++++ ФРАГМЕНТ ТЕКСТА ++++

Рукопись Ясны принадлежала середине прошлого века. Третий текст, неполный, был хорошей расшифровкой Виштасп Яшта, который является сравнительно поздней компиляцией и посвящается похвале покровителя Заратуштры и других достойных людей религии. Это были все наиболее важные рукописи, которые хранились в общине Йазда, все остальные экземпляры были направлены в Индию для безопасного хранения и использования. Местные зороастрийцы опасались, что шансы на хранение древнего материала ничтожно малы, тиражи Авесты с каждым годом становятся всё меньше. Ряд этих рукописей, которые сейчас находятся в Бомбее, уже были исследованы профессором Гельднером при подготовке его издания Авесты.
Я настоятельно говорил о важности тщательного поиска древних манускриптов, особенно среди старых зороастрийских семей, которые, возможно, хранили тексты, не нашедшие свой путь в Бомбей. С тех пор я переписывался с ними по этому вопросу; но вряд ли был более оптимистичен в своих надеждах, чем был Вестергард, который посетил Йазд и Керман в 1843 году (See Westergaard, Zendavesta, preface, p. 21, n. 4, and p. 11, n. 3, Copenhagen, 1852-1854; see his letter to Dr. Wilson, quoted by Karaka, History of the Parsis, 1. 60).

++++ ИЗВЛЕЧЁННЫЕ ДАННЫЕ ++++

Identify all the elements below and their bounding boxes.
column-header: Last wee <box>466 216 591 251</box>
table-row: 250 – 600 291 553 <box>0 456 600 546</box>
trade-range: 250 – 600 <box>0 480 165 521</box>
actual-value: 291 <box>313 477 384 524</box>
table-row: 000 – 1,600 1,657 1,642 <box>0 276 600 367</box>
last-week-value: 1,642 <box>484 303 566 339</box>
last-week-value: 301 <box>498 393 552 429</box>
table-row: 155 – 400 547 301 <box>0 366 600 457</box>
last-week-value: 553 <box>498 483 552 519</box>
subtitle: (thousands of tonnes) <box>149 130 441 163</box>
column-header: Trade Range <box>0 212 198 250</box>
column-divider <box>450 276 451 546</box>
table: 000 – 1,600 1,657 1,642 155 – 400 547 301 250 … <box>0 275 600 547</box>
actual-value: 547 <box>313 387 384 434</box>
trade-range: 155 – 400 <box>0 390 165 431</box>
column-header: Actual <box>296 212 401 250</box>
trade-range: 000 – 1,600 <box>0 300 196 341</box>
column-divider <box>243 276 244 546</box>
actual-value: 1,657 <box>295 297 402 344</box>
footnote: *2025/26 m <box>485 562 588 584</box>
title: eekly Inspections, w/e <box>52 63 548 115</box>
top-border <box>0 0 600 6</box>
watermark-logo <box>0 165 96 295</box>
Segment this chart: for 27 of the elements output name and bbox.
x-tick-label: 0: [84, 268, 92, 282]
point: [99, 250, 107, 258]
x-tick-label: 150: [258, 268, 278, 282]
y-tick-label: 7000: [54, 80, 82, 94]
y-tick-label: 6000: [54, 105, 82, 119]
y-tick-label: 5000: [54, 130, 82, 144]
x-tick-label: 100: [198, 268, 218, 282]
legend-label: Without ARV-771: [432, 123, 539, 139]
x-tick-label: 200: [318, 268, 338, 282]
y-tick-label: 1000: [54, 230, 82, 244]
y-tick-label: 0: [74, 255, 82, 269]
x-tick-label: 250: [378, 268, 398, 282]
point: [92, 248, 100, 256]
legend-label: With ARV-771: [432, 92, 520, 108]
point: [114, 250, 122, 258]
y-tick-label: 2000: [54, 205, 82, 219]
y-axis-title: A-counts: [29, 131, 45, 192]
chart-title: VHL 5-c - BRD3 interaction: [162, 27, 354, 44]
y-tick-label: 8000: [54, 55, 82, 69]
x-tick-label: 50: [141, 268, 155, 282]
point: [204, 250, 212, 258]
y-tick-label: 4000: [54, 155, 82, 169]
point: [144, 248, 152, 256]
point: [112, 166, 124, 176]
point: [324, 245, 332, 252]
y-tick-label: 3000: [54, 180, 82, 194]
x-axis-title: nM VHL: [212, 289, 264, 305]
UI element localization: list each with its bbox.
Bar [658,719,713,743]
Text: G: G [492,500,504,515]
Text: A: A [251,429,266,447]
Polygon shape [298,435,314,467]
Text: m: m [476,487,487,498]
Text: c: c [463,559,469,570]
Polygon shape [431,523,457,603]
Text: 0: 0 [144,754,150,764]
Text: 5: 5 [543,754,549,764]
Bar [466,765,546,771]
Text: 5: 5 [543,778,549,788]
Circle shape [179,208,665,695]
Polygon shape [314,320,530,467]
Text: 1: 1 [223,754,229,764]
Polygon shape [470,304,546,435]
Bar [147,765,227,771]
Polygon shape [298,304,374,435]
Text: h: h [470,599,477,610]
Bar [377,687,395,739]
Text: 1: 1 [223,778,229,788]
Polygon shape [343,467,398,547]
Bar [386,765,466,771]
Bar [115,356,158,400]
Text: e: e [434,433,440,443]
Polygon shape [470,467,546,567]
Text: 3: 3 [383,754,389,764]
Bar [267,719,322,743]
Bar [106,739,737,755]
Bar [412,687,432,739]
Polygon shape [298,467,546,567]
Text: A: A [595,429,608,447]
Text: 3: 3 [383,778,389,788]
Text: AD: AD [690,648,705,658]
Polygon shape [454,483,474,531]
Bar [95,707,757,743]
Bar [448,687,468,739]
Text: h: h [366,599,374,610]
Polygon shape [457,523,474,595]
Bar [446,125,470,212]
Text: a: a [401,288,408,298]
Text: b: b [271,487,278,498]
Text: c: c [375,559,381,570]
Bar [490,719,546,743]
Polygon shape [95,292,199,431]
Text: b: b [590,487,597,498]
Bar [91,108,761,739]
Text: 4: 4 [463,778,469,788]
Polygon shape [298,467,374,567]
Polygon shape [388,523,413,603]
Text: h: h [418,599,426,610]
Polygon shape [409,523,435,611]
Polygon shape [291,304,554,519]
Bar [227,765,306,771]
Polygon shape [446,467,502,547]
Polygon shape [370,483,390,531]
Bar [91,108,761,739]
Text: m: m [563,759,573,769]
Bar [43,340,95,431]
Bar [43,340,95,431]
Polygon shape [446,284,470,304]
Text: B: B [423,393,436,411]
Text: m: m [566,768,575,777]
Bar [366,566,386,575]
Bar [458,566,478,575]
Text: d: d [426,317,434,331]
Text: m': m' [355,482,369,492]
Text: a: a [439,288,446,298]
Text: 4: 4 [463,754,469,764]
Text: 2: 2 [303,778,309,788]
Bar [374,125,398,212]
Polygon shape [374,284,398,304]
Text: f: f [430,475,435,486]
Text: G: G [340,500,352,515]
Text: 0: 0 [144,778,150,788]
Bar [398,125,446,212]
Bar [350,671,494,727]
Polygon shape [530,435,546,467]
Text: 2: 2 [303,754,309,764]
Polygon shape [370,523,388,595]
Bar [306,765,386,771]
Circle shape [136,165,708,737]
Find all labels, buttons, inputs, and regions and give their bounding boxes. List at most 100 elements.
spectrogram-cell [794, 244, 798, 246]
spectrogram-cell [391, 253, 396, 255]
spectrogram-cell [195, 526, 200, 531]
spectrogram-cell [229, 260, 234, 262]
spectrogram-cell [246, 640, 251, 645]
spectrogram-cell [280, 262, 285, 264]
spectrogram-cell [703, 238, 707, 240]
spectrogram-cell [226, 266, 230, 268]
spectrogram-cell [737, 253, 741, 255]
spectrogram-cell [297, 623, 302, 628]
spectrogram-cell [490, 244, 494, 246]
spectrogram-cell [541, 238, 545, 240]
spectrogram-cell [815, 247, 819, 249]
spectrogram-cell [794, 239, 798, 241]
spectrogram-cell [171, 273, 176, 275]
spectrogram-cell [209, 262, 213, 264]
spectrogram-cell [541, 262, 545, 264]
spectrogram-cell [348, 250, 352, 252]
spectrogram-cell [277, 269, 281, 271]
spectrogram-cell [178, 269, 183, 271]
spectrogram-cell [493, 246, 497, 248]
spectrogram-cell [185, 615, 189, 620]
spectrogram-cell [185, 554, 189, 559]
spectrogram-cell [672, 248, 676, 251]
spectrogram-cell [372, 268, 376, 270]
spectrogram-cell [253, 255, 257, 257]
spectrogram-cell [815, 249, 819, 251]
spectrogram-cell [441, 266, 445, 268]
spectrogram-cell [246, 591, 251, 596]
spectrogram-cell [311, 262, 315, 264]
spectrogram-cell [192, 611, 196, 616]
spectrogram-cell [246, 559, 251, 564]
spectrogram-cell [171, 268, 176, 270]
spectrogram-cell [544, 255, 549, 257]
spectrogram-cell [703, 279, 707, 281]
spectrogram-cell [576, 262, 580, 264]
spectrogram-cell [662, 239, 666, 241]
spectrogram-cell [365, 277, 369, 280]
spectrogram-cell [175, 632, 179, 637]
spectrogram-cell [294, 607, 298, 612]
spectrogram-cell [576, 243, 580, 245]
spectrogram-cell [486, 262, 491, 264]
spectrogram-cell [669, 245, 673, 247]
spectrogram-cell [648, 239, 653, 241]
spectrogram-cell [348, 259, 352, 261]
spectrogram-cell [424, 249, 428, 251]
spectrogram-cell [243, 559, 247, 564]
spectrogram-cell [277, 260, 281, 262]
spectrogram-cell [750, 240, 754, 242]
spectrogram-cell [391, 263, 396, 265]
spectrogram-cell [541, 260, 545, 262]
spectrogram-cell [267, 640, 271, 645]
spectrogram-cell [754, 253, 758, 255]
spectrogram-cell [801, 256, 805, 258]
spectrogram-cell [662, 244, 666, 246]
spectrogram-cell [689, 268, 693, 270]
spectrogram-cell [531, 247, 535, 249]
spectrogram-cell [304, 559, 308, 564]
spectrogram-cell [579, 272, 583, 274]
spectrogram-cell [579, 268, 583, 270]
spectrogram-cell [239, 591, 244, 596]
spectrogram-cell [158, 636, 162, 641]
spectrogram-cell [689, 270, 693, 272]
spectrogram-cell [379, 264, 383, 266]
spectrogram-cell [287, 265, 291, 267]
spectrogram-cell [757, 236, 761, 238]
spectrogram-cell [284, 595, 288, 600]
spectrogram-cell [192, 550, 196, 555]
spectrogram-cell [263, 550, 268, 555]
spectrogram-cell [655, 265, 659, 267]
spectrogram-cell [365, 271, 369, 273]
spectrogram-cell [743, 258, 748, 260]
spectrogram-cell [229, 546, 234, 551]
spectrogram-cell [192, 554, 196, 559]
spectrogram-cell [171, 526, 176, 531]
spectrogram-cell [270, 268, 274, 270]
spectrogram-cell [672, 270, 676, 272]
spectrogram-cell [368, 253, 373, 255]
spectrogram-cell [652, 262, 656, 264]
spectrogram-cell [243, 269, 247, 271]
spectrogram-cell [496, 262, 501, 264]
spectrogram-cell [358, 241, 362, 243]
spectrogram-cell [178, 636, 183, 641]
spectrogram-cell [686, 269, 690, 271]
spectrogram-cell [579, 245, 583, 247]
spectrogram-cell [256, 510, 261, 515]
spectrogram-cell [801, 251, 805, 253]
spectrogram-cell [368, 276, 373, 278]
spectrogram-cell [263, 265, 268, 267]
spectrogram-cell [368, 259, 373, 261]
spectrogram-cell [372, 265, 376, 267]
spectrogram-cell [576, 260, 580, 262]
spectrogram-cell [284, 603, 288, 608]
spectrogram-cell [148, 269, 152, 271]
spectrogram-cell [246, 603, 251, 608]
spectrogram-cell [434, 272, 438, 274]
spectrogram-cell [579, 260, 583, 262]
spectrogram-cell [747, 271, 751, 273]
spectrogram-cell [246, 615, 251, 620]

++++

**ЗАДАНИЯ ДЛЯ ВЫПОЛНЕНИЯ**.
1. В каком году, согласно фрагменту, Вестергард посетил Йазд и Керман?
2. Процитируйте без изменений часть листинга, которая открывается его первой строкой и завершается строкой, содержащей «column-header: Actual <box>296», включая обе крайние строки.
Фрагмент текста и листинг происходят из разных, не связанных между собой источников.

**ОТВЕТЫ ПО ЗАДАНИЯМ**.
1. В 1843 году.

2.
Identify all the elements below and their bounding boxes.
column-header: Last wee <box>466 216 591 251</box>
table-row: 250 – 600 291 553 <box>0 456 600 546</box>
trade-range: 250 – 600 <box>0 480 165 521</box>
actual-value: 291 <box>313 477 384 524</box>
table-row: 000 – 1,600 1,657 1,642 <box>0 276 600 367</box>
last-week-value: 1,642 <box>484 303 566 339</box>
last-week-value: 301 <box>498 393 552 429</box>
table-row: 155 – 400 547 301 <box>0 366 600 457</box>
last-week-value: 553 <box>498 483 552 519</box>
subtitle: (thousands of tonnes) <box>149 130 441 163</box>
column-header: Trade Range <box>0 212 198 250</box>
column-divider <box>450 276 451 546</box>
table: 000 – 1,600 1,657 1,642 155 – 400 547 301 250 … <box>0 275 600 547</box>
actual-value: 547 <box>313 387 384 434</box>
trade-range: 155 – 400 <box>0 390 165 431</box>
column-header: Actual <box>296 212 401 250</box>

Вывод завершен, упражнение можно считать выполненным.